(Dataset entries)
·····

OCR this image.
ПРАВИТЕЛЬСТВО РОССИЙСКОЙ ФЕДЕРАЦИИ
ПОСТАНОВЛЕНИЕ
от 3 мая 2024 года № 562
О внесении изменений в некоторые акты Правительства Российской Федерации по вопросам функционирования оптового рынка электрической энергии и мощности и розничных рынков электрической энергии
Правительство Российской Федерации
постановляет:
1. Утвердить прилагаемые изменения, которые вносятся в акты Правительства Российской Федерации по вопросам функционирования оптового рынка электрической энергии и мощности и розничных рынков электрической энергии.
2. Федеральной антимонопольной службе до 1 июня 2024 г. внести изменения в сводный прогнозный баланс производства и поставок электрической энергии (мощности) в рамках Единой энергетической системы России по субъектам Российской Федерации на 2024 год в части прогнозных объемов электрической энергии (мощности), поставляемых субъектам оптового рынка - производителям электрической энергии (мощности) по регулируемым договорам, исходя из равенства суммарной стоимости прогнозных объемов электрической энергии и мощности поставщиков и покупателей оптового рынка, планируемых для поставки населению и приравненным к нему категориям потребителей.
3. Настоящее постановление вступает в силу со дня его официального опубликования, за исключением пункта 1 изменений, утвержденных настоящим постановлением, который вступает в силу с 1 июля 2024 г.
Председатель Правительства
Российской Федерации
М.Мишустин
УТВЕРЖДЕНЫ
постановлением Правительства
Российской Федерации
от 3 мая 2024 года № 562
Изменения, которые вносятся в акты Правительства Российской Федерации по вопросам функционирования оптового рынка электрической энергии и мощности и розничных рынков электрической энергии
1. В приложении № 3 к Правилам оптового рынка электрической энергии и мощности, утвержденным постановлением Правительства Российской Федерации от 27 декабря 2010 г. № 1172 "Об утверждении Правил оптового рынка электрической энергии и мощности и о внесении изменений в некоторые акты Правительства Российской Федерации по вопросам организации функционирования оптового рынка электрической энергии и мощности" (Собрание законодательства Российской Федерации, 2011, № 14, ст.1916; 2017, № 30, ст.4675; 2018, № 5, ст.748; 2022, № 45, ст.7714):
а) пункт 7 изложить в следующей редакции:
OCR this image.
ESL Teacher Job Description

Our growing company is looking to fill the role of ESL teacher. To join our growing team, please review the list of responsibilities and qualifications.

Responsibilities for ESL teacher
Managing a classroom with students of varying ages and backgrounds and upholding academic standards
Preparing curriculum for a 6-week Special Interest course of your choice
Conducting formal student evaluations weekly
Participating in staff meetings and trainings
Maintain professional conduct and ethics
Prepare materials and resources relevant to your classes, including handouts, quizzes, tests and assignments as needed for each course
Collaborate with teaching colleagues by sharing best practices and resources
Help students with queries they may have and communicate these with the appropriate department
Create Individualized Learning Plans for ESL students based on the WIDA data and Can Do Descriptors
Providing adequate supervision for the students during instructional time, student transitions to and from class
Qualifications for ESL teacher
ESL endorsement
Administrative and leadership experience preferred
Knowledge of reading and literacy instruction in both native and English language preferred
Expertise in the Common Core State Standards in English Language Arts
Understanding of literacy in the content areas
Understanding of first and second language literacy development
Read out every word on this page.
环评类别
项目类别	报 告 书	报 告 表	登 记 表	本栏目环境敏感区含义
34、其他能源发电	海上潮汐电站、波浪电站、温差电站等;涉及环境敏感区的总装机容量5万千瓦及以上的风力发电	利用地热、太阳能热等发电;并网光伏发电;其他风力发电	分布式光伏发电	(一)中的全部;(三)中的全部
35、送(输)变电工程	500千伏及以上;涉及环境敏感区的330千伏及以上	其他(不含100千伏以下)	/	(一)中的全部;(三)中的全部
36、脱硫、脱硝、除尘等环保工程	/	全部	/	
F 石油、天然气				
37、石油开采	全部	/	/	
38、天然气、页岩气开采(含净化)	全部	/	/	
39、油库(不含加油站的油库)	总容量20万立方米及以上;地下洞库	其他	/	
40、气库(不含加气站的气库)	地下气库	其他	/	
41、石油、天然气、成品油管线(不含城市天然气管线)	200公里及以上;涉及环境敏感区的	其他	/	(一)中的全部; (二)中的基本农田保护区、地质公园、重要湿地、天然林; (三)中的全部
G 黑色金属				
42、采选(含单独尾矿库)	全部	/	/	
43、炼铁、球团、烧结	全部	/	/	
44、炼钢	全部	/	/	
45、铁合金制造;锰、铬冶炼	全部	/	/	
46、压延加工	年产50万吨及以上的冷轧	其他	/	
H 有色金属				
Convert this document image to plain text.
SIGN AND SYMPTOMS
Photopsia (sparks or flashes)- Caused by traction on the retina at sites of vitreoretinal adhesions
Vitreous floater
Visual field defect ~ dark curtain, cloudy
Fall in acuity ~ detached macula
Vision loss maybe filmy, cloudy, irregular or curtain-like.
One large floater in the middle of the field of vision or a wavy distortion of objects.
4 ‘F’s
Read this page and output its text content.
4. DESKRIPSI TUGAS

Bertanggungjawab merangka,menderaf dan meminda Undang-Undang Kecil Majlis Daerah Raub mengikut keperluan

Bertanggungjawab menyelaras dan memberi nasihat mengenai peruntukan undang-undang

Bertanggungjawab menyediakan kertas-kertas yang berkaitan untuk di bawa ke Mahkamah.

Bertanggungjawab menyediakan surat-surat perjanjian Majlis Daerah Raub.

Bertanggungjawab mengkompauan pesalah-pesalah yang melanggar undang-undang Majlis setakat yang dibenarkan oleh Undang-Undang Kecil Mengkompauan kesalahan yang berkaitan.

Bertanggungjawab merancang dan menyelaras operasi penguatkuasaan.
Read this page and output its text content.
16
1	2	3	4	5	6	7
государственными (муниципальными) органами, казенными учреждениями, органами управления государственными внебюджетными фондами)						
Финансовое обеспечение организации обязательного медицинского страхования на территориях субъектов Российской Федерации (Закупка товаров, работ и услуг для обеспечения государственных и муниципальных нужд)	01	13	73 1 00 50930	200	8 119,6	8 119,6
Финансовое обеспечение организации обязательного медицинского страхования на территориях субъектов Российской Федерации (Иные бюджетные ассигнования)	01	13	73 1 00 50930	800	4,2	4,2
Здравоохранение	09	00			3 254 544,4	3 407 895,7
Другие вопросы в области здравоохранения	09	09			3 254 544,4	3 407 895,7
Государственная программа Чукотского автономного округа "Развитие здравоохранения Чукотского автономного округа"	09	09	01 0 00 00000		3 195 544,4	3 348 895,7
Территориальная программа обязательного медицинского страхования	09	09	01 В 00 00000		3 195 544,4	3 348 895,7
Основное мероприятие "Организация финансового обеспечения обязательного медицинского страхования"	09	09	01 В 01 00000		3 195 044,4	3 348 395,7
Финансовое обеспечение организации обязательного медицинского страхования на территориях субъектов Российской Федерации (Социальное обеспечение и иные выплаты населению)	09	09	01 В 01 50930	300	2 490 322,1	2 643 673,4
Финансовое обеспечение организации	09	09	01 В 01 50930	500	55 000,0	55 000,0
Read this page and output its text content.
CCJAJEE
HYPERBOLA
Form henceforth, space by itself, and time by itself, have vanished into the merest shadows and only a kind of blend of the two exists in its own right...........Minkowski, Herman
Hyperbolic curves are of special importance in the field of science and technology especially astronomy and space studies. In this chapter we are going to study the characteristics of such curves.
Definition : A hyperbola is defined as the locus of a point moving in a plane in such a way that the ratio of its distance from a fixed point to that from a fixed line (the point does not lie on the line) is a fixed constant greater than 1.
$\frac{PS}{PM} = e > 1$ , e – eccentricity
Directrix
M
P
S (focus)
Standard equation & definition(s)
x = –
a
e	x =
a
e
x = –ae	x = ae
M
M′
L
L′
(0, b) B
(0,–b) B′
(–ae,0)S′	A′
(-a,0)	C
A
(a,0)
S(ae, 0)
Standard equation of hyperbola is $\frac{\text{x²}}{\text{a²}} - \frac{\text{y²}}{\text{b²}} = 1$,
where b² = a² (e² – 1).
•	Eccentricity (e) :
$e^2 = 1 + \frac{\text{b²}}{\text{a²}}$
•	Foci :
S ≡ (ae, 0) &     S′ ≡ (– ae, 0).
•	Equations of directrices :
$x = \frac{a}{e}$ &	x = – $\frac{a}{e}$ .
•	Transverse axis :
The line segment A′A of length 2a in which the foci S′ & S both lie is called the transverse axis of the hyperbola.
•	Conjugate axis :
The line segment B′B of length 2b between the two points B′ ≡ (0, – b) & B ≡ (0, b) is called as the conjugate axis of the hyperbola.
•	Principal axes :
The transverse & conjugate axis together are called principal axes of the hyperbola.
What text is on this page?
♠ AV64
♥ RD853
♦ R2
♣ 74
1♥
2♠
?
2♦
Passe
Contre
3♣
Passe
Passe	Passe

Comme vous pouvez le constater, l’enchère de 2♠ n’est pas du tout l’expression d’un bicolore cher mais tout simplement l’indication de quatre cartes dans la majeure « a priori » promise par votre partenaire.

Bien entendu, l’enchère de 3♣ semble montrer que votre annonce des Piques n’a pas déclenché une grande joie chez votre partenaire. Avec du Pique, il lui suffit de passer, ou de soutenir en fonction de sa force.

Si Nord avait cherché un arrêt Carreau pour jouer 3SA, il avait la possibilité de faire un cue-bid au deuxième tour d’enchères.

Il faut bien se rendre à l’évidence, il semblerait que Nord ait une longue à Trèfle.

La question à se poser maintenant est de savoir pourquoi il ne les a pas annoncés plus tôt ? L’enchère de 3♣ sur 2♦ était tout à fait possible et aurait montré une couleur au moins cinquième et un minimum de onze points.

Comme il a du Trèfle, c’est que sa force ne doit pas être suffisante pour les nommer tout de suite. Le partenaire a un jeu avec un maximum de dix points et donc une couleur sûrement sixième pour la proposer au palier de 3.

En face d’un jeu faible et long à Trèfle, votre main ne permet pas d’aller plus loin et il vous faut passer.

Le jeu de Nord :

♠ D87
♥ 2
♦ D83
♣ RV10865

·····

-- WRITTEN EXERCISE --
Locate all lines holding the word "faut", then copy them out.

-- OUTPUT BELOW --
Il faut bien se rendre à l’évidence, il semblerait que Nord ait une longue à Trèfle.
En face d’un jeu faible et long à Trèfle, votre main ne permet pas d’aller plus loin et il vous faut passer.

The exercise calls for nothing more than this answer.